*What is required*. Extend the passage below on PCBP2 and olaparib resistance in BRCA-mutated breast cancer, picking up after its final sentence.

━━━━━ Excerpted text ━━━━━

To discern the clinical relevance of the PCBP2–m⁶A–PARP1 axis in breast cancer, we assessed tumor samples from 10 patients with breast cancer who had undergone therapy with olaparib at Shantou University Medical College between 2023 and 2025. The patients were divided into two groups based on their clinical response to olaparib: the olaparib-sensitive group (n = 5) and the olaparib-resistant group (n = 5). IHC analysis revealed that PCBP2 and PARP1 protein levels were significantly elevated in the olaparib-resistant group, whereas γH2AX expression was reduced, indicating impaired DNA damage response. In contrast, the expression levels of METTL3 and YTHDF2 showed no significant differences between the two groups (Fig. 6A and B), consistent with our in vitro findings. These results suggest that PCBP2 promotes PARP1 mRNA stability and olaparib resistance not by altering the overall expression of m⁶A-related enzymes but likely through interfering with the recruitment of the m⁶A modification machinery to the PARP1 transcript. Collectively, our clinical observations corroborate the proposed mechanism that PCBP2 inhibits m⁶A-mediated decay of PARP1 mRNA, thereby contributing to PARPi resistance in BRCA1-mutant breast cancer.

Figure 6. — Clinical relevance of the PCBP2–m⁶A–PARP1 drug resistance axis in patients with breast cancer. A, Representative IHC staining of PCBP2, PARP1, γH2AX, METTL3, and YTHDF2 in breast cancer patient samples categorized by clinical response to PARPis (olaparib-sensitive vs. olaparib-resistant). Scale bar, 50 μm (high magnification). B, Quantitative IHC analysis of PCBP2, PARP1, γH2AX, METTL3, and YTHDF2 expression in samples of patients with breast cancer (n = 10, 5 olaparib-sensitive and 5 olaparib-resistant). Patients with olaparib resistance showed significantly higher PCBP2 and PARP1 expression and lower γH2AX levels compared with sensitive patients, whereas METTL3 and YTHDF2 expression showed no significant differences. Data are presented as the mean ± SEM. ns, not significant; *, P < 0.05; **, P < 0.01.

Discussion

RBPs play a crucial role in determining the fate of downstream RNA molecules, and increasing evidence links RBP dysregulation to cancer progression, altered tumor metabolism, drug resistance, cancer stem cell self-renewal, and immune evasion (41). We show a direct role for PCBP2 in regulating PARP1 mRNA stability, contributing to the development of resistance to olaparib therapy in BRCA-mutated breast cancer. Our findings indicate that targeting PCBP2 or its key downstream targets may be a promising approach to overcome resistance and improve the efficacy of olaparib therapy, offering new insights for molecular diagnosis and treatment of BRCA-mutated breast cancer.

━━━━━ Information ━━━━━

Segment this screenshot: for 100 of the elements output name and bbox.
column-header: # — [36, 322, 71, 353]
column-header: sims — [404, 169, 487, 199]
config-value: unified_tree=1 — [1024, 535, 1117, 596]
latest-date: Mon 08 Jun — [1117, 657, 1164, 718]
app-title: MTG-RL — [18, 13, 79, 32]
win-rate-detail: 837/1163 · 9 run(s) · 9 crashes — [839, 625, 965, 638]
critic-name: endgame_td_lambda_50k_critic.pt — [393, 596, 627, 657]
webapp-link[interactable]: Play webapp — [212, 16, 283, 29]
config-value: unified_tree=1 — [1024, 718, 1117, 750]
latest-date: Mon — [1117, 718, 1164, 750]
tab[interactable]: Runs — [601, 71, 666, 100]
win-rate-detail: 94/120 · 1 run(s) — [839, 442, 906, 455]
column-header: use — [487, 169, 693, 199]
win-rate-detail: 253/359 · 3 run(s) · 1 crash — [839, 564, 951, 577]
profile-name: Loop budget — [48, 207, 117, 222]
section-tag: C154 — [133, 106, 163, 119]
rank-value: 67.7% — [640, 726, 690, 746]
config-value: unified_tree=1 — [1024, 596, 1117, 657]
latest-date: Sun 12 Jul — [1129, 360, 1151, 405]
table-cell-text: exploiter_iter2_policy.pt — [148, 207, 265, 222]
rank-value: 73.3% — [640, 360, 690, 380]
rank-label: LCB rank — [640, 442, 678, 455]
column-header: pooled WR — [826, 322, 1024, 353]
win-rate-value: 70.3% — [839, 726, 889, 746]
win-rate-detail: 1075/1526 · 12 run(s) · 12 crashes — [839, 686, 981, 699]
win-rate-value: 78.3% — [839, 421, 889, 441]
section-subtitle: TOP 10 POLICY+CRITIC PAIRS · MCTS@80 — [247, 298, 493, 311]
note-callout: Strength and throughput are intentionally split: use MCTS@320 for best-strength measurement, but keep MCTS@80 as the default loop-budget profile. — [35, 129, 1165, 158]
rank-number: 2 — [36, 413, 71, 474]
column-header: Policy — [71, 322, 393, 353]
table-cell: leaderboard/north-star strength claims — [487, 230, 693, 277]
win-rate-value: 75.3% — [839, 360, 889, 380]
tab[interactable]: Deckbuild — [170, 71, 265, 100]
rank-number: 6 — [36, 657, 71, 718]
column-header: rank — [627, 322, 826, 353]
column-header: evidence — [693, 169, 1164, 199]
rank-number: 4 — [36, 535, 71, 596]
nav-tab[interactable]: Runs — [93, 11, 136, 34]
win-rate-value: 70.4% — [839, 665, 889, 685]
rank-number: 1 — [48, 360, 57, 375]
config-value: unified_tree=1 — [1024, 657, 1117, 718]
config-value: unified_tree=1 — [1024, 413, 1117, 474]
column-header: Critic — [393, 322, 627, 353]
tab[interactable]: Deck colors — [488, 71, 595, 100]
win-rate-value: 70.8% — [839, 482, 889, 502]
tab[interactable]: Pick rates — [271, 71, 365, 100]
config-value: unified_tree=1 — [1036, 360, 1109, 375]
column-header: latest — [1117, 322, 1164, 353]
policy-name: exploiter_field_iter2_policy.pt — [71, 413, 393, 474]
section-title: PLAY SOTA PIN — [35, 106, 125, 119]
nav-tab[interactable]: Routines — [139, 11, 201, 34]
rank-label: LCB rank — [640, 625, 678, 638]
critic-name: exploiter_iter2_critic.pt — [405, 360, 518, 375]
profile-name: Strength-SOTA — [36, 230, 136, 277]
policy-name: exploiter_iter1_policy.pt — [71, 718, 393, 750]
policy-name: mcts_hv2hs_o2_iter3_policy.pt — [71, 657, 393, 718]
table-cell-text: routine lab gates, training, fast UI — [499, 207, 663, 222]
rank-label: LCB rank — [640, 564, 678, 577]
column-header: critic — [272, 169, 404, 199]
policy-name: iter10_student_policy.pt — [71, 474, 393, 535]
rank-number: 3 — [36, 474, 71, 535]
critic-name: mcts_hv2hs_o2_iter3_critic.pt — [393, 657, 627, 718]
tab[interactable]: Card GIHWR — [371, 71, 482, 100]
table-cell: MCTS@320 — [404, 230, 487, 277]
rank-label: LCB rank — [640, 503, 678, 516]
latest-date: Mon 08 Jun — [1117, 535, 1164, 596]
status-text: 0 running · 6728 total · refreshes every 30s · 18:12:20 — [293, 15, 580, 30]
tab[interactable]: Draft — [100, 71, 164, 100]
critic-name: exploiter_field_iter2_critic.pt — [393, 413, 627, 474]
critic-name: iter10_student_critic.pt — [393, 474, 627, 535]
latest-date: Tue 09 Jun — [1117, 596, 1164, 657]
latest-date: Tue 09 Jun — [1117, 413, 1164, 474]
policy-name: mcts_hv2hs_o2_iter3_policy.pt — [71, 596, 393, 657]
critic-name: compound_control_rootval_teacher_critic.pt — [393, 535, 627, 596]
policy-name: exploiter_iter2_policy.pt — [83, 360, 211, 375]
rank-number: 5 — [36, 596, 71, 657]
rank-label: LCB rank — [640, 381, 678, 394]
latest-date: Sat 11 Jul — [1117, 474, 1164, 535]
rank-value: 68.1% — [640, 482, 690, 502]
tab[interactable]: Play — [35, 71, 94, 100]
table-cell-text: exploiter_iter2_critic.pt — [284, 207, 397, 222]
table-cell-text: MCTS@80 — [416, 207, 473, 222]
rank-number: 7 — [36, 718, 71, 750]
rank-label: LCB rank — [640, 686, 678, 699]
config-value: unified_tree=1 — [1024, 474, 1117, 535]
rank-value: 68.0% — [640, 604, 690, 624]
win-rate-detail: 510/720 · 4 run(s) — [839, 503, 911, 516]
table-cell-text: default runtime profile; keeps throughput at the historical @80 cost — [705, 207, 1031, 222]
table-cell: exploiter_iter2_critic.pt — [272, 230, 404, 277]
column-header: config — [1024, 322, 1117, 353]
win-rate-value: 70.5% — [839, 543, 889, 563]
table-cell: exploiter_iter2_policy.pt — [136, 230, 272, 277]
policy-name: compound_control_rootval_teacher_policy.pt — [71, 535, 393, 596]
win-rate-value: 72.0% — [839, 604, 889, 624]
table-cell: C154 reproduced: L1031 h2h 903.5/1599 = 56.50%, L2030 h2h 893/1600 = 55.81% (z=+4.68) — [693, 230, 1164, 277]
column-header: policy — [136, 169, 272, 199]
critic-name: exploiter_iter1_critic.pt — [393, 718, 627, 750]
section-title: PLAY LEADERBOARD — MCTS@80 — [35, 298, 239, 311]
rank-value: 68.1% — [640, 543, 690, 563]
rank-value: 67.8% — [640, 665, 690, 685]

━━━━━

*Response to the task*.
The importance of PCBP2 as an RBP in transcriptional and translational regulation, as well as its impact on cancer progression, has been previously discussed (42). PCBP2 has been recognized as an oncogene in various cancer types, with growing evidence indicating its overexpression in a range of malignancies, including hepatocellular carcinoma (HCC; ref. 35), breast cancer (22), gastric cancer (43), esophageal squamous cell carcinoma (44), cervical cancer (45), and pancreatic ductal adenocarcinoma (46). Wang and colleagues (47) reported that PCBP2 is highly expressed in breast cancer, with its overexpression correlating with disease progression and poor prognosis. We show the induction of olaparib resistance is associated with elevated PCBP2 levels, a correlation further validated through functional assays. Importantly, specific knockdown of PCBP2 expression in olaparib-resistant breast cancer cells restored sensitivity to PARPi-targeted therapy. Using xenograft models, we further demonstrated that targeting PCBP2 could potentially reverse resistance to olaparib in vivo. These findings indicate that PCBP2 holds promise as a therapeutic target for BRCA-mutated breast cancers, particularly in cases with acquired resistance to PARPi therapy.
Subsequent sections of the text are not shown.